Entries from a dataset
## BEGIN

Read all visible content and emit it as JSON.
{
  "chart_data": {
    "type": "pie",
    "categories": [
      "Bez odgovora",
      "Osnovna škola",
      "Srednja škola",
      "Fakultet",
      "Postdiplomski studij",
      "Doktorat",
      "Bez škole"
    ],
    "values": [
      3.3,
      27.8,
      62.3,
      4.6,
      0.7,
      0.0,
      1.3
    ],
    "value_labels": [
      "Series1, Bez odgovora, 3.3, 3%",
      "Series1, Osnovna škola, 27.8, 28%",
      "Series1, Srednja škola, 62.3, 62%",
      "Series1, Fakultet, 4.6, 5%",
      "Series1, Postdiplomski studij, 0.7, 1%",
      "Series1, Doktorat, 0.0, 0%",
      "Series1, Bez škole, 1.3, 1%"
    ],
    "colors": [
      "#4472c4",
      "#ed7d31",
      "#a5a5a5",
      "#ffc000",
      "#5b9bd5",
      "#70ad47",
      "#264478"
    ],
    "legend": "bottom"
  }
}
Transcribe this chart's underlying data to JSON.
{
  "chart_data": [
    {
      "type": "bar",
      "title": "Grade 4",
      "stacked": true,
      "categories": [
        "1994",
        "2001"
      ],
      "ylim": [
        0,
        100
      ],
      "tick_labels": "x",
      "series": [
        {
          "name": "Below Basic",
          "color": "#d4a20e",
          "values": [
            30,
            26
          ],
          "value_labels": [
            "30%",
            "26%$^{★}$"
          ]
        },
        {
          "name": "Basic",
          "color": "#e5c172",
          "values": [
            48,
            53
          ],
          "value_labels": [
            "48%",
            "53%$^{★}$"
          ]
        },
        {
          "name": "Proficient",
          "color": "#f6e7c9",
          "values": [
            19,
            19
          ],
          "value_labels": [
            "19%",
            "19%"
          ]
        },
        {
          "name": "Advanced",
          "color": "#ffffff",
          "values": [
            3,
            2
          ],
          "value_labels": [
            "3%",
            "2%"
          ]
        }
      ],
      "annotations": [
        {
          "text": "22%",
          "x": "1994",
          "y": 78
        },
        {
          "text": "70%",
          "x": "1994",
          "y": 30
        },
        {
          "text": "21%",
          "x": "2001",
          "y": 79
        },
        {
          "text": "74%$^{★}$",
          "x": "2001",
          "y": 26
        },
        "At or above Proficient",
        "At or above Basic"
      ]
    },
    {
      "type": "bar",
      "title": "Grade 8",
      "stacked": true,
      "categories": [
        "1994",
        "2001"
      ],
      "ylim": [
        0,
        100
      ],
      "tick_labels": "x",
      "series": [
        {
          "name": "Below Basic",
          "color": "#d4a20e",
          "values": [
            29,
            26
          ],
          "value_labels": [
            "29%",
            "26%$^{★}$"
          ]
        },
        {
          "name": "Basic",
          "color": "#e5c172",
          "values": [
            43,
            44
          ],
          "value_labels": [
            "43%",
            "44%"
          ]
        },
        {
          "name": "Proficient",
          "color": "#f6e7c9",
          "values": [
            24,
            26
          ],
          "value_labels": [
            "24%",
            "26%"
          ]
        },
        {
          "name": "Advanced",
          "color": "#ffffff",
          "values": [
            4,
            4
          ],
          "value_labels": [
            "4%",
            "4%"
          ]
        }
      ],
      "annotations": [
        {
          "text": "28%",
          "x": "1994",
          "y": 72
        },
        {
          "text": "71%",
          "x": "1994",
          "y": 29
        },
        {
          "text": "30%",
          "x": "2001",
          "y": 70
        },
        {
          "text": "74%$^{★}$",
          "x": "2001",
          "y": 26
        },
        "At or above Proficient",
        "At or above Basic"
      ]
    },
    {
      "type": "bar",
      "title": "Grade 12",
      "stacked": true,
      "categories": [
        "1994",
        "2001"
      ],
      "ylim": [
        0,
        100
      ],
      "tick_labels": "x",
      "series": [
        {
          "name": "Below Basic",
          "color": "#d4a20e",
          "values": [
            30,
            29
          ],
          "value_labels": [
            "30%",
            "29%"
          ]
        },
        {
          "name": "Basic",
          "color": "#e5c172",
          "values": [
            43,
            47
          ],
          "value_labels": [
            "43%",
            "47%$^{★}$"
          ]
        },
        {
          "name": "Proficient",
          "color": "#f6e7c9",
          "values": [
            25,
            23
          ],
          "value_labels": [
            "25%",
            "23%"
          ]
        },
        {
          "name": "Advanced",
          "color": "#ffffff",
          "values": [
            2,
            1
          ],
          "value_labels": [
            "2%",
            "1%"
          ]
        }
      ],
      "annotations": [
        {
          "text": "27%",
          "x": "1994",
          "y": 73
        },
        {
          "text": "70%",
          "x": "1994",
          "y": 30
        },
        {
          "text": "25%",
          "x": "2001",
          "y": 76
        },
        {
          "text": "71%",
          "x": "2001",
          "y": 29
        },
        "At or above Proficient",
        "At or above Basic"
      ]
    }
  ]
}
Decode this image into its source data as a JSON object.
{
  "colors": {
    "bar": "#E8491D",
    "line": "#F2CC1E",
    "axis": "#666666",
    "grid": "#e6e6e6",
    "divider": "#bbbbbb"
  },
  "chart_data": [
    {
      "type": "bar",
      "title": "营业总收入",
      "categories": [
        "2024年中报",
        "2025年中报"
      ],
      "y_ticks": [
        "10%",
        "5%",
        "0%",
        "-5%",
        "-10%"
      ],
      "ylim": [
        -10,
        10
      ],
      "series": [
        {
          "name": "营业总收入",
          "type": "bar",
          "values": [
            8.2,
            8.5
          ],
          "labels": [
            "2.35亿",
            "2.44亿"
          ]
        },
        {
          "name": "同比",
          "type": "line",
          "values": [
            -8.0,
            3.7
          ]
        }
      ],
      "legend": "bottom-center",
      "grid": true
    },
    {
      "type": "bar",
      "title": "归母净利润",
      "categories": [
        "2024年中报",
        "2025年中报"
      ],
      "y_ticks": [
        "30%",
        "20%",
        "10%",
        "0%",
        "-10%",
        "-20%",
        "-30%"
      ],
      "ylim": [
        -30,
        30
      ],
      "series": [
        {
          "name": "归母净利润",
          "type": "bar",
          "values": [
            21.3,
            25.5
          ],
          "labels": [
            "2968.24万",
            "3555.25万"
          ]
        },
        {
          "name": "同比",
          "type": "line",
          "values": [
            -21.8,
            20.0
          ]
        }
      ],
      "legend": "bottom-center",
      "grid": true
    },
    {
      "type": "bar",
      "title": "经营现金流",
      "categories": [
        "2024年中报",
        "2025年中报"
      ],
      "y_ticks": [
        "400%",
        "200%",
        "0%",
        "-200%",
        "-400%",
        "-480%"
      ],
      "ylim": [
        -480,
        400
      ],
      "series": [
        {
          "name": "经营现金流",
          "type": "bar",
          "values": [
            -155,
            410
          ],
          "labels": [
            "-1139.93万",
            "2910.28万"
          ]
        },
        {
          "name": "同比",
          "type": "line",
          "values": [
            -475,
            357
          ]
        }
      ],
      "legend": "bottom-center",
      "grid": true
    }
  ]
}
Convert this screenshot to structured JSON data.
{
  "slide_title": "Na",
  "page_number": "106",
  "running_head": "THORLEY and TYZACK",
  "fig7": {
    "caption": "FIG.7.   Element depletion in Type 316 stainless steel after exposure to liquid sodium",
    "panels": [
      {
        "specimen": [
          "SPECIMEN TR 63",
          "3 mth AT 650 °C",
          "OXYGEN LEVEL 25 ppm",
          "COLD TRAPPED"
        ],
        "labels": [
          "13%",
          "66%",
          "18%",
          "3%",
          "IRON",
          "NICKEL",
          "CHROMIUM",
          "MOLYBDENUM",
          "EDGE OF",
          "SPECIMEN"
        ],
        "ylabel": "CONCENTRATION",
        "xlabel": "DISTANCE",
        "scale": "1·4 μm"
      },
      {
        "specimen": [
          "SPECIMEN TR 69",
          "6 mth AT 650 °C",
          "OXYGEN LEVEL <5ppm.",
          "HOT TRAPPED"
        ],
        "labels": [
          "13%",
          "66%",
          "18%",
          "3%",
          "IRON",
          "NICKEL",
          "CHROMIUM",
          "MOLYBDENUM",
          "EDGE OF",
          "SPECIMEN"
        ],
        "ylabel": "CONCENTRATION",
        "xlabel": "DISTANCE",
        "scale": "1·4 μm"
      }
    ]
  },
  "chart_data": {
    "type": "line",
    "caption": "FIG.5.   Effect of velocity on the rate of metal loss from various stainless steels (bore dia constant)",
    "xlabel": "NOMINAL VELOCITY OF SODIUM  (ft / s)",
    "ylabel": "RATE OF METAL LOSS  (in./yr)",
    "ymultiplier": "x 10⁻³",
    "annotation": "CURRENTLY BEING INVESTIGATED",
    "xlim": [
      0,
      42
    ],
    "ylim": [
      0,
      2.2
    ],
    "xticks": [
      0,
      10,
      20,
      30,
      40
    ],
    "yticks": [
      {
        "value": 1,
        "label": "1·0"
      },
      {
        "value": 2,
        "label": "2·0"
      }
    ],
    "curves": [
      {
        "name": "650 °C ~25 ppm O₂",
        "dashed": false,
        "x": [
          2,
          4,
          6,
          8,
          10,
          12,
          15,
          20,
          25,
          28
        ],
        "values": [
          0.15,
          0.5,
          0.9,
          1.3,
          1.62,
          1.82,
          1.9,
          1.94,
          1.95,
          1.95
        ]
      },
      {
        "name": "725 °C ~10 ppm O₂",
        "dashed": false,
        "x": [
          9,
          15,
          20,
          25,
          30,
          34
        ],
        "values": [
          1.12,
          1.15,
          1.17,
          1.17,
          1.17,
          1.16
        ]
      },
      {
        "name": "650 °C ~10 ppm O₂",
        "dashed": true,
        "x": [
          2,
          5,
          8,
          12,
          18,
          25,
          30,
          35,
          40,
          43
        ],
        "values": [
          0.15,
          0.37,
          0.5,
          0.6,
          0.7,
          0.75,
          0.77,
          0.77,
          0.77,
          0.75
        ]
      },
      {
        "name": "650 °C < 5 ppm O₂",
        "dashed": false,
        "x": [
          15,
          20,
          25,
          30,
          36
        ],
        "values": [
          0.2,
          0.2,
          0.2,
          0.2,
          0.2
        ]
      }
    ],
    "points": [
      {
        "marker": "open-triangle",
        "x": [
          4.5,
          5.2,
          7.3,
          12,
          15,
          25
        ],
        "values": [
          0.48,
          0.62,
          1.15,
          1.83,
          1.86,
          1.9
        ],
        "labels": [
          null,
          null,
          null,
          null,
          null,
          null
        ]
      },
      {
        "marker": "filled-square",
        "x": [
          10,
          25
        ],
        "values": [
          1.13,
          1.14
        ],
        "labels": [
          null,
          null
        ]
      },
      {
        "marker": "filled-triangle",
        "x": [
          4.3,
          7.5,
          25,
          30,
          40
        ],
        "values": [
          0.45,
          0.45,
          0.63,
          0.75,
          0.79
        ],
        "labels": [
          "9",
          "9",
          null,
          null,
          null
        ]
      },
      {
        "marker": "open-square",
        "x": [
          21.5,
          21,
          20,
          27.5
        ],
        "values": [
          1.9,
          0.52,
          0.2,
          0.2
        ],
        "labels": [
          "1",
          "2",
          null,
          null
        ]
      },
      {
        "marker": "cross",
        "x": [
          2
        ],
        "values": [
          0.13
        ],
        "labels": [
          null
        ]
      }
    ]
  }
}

## END

GOAL :: Count every line in the data that contains the word "open", then give that count and nothing else.

RESPONSE TO THE TASK :: 2